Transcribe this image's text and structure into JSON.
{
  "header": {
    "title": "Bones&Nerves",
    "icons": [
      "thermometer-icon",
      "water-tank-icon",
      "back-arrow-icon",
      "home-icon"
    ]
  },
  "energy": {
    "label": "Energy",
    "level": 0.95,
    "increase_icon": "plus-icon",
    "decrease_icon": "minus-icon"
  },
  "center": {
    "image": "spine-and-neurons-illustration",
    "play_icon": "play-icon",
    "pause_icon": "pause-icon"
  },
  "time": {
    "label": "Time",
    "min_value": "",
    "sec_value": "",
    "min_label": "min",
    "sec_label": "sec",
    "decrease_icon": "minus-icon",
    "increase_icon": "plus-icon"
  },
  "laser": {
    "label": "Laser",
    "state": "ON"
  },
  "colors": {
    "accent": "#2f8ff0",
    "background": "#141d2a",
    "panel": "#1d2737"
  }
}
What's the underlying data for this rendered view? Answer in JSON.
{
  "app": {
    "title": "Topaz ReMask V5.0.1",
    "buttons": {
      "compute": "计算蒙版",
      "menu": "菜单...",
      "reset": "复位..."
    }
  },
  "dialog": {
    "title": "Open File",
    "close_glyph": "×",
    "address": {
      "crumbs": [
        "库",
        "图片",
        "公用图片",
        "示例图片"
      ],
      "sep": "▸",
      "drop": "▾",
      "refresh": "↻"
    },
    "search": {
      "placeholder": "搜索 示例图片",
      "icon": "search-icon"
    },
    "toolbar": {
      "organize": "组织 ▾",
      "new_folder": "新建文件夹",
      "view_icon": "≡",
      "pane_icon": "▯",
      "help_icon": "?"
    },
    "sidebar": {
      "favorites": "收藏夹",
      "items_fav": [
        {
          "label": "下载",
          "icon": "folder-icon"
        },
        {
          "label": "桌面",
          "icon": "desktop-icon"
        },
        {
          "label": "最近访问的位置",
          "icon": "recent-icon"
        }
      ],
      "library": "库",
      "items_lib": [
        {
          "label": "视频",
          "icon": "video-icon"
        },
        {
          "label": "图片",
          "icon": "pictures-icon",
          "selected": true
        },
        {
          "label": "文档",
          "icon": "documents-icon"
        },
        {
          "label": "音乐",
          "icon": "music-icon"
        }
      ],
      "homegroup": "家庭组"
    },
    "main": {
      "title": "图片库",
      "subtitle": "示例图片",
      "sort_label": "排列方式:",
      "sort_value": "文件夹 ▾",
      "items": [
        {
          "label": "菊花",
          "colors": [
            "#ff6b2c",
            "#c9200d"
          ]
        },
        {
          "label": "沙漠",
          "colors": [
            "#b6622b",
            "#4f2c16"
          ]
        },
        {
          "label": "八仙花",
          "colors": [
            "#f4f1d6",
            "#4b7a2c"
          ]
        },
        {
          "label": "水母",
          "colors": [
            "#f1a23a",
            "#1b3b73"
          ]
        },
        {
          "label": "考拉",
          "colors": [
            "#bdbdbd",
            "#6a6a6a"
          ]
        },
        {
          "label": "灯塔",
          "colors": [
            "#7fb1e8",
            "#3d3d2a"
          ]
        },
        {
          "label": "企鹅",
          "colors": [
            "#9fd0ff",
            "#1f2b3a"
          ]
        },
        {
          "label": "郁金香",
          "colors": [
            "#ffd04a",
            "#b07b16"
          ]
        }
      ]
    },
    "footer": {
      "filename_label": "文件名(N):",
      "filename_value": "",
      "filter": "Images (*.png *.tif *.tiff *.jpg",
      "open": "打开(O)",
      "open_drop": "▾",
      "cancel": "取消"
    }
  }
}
※
→ Exercise goal
Across the records above, count the lines holding "示例图片" and reply with that number alone.

→ The output
3